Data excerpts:

▬▬▬

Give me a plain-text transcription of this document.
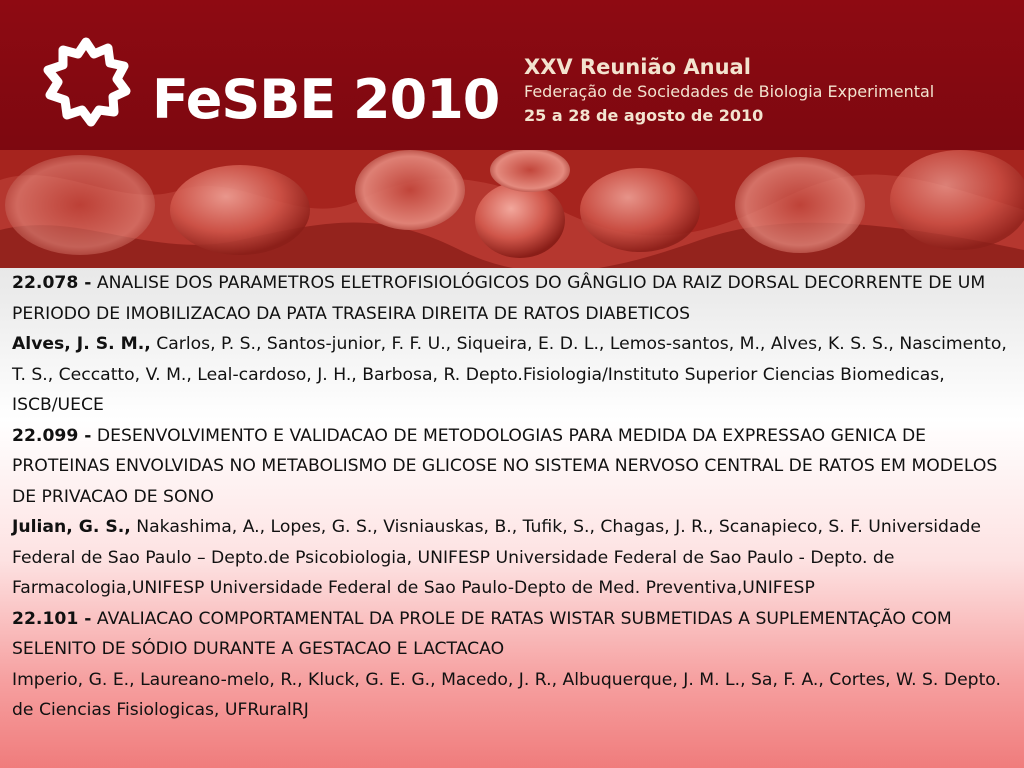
FeSBE 2010
XXV Reunião Anual
Federação de Sociedades de Biologia Experimental
25 a 28 de agosto de 2010

22.078 - ANALISE DOS PARAMETROS ELETROFISIOLÓGICOS DO GÂNGLIO DA RAIZ DORSAL DECORRENTE DE UM PERIODO DE IMOBILIZACAO DA PATA TRASEIRA DIREITA DE RATOS DIABETICOS

Alves, J. S. M., Carlos, P. S., Santos-junior, F. F. U., Siqueira, E. D. L., Lemos-santos, M., Alves, K. S. S., Nascimento, T. S., Ceccatto, V. M., Leal-cardoso, J. H., Barbosa, R. Depto.Fisiologia/Instituto Superior Ciencias Biomedicas, ISCB/UECE

22.099 - DESENVOLVIMENTO E VALIDACAO DE METODOLOGIAS PARA MEDIDA DA EXPRESSAO GENICA DE PROTEINAS ENVOLVIDAS NO METABOLISMO DE GLICOSE NO SISTEMA NERVOSO CENTRAL DE RATOS EM MODELOS DE PRIVACAO DE SONO

Julian, G. S., Nakashima, A., Lopes, G. S., Visniauskas, B., Tufik, S., Chagas, J. R., Scanapieco, S. F. Universidade Federal de Sao Paulo – Depto.de Psicobiologia, UNIFESP Universidade Federal de Sao Paulo - Depto. de Farmacologia,UNIFESP Universidade Federal de Sao Paulo-Depto de Med. Preventiva,UNIFESP

22.101 - AVALIACAO COMPORTAMENTAL DA PROLE DE RATAS WISTAR SUBMETIDAS A SUPLEMENTAÇÃO COM SELENITO DE SÓDIO DURANTE A GESTACAO E LACTACAO

Imperio, G. E., Laureano-melo, R., Kluck, G. E. G., Macedo, J. R., Albuquerque, J. M. L., Sa, F. A., Cortes, W. S. Depto. de Ciencias Fisiologicas, UFRuralRJ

▬▬▬

| Work to complete |
Leave out the pictures and repeat the remaining data exactly.

| Answer to the exercise |
Give me a plain-text transcription of this document.
FeSBE 2010
XXV Reunião Anual
Federação de Sociedades de Biologia Experimental
25 a 28 de agosto de 2010

22.078 - ANALISE DOS PARAMETROS ELETROFISIOLÓGICOS DO GÂNGLIO DA RAIZ DORSAL DECORRENTE DE UM PERIODO DE IMOBILIZACAO DA PATA TRASEIRA DIREITA DE RATOS DIABETICOS

Alves, J. S. M., Carlos, P. S., Santos-junior, F. F. U., Siqueira, E. D. L., Lemos-santos, M., Alves, K. S. S., Nascimento, T. S., Ceccatto, V. M., Leal-cardoso, J. H., Barbosa, R. Depto.Fisiologia/Instituto Superior Ciencias Biomedicas, ISCB/UECE

22.099 - DESENVOLVIMENTO E VALIDACAO DE METODOLOGIAS PARA MEDIDA DA EXPRESSAO GENICA DE PROTEINAS ENVOLVIDAS NO METABOLISMO DE GLICOSE NO SISTEMA NERVOSO CENTRAL DE RATOS EM MODELOS DE PRIVACAO DE SONO

Julian, G. S., Nakashima, A., Lopes, G. S., Visniauskas, B., Tufik, S., Chagas, J. R., Scanapieco, S. F. Universidade Federal de Sao Paulo – Depto.de Psicobiologia, UNIFESP Universidade Federal de Sao Paulo - Depto. de Farmacologia,UNIFESP Universidade Federal de Sao Paulo-Depto de Med. Preventiva,UNIFESP

22.101 - AVALIACAO COMPORTAMENTAL DA PROLE DE RATAS WISTAR SUBMETIDAS A SUPLEMENTAÇÃO COM SELENITO DE SÓDIO DURANTE A GESTACAO E LACTACAO

Imperio, G. E., Laureano-melo, R., Kluck, G. E. G., Macedo, J. R., Albuquerque, J. M. L., Sa, F. A., Cortes, W. S. Depto. de Ciencias Fisiologicas, UFRuralRJ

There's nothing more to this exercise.